**Stated problem**
Pull every line with the word "Main" out of the entries below.

**Source records**
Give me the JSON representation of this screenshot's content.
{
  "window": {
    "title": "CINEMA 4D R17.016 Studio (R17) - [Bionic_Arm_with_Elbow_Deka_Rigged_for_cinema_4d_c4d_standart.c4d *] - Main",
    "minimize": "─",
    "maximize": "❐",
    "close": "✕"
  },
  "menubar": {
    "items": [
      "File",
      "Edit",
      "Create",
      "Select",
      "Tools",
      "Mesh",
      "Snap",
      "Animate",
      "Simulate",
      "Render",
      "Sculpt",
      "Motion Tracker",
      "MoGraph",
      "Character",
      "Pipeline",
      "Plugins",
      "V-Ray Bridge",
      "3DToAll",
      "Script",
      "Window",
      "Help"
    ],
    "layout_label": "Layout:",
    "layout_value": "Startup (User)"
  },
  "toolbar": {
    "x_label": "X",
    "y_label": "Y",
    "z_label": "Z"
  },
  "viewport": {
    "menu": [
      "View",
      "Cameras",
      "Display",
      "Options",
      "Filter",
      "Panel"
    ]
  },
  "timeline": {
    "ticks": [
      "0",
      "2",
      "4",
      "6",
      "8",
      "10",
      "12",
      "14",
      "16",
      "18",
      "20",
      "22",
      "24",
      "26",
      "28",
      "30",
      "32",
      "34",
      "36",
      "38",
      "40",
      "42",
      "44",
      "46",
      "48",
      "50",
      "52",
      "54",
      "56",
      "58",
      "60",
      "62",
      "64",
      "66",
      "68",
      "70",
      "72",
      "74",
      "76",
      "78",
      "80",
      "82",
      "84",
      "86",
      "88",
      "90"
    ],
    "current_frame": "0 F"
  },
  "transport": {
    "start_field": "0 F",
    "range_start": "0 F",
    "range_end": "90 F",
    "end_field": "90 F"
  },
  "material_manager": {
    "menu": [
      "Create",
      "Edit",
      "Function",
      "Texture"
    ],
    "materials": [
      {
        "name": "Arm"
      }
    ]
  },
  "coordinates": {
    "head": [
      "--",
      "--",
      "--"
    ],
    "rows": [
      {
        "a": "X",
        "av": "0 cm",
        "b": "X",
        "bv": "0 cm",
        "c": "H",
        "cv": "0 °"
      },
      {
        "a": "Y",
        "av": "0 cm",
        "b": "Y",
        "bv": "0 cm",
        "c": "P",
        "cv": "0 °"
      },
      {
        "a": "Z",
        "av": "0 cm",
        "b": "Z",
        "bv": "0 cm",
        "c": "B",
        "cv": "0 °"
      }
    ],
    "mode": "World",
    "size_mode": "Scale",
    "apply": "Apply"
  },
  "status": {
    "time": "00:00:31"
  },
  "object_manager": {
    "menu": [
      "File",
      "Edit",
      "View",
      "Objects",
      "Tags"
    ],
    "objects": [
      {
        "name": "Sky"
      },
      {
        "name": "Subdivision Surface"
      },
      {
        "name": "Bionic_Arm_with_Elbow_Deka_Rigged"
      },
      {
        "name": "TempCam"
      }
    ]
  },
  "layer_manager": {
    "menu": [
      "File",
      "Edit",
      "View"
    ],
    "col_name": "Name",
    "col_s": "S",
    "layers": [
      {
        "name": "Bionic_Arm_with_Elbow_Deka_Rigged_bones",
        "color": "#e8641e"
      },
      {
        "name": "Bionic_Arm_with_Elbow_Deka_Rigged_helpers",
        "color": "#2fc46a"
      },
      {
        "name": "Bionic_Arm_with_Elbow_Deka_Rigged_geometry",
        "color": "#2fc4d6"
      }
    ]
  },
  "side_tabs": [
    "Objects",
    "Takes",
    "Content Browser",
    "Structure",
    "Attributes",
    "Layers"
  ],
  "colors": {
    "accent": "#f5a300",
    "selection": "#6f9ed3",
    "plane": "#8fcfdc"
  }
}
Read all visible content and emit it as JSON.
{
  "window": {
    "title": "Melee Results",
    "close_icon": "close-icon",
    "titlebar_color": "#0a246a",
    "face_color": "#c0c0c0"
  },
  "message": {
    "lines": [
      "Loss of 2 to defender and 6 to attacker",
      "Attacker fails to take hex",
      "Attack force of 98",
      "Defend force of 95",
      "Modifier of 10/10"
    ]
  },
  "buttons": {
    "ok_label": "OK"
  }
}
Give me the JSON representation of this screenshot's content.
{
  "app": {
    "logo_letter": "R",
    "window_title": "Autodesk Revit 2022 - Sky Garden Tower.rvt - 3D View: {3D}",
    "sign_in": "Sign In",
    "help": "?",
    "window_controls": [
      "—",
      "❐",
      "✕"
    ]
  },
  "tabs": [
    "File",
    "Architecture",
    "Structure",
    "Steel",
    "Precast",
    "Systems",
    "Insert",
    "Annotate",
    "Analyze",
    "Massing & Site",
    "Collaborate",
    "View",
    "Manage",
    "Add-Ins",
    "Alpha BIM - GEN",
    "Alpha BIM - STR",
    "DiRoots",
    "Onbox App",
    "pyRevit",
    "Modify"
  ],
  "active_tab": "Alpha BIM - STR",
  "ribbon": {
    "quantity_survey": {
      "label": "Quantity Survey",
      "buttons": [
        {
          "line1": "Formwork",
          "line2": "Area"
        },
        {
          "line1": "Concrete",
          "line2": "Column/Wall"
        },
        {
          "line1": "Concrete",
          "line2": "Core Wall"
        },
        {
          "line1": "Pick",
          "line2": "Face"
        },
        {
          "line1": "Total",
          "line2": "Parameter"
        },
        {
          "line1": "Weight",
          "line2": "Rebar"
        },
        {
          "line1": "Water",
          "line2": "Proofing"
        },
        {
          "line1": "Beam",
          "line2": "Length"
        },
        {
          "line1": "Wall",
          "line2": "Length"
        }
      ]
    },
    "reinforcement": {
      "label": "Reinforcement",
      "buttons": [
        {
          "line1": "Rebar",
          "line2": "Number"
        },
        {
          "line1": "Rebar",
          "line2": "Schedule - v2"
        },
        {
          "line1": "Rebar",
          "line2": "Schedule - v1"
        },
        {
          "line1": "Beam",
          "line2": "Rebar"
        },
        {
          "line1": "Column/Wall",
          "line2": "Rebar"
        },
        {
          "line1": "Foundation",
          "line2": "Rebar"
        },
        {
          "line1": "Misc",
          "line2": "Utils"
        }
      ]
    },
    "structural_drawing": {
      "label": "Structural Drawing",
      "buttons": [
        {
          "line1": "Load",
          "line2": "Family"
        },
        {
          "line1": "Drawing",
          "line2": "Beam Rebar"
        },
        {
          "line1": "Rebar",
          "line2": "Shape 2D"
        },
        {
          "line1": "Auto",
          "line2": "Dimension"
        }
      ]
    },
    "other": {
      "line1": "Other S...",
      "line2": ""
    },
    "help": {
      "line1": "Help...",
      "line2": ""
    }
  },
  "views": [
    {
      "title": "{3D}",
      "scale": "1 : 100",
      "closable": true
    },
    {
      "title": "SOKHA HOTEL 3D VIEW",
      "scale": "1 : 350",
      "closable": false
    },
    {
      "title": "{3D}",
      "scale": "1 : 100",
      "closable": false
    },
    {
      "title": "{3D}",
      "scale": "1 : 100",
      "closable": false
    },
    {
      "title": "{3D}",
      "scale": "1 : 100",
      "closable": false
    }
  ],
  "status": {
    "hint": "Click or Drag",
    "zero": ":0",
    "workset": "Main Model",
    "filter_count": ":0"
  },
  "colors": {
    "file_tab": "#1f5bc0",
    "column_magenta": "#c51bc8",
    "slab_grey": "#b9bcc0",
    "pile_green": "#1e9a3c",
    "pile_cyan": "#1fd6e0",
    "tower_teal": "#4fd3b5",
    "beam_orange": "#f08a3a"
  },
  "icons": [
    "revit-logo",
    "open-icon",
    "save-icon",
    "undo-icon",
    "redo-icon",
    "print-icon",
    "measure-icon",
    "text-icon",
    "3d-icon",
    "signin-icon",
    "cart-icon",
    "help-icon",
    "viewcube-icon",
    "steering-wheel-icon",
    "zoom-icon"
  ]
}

**Complete answer**
    "title": "CINEMA 4D R17.016 Studio (R17) - [Bionic_Arm_with_Elbow_Deka_Rigged_for_cinema_4d_c4d_standart.c4d *] - Main",
    "workset": "Main Model",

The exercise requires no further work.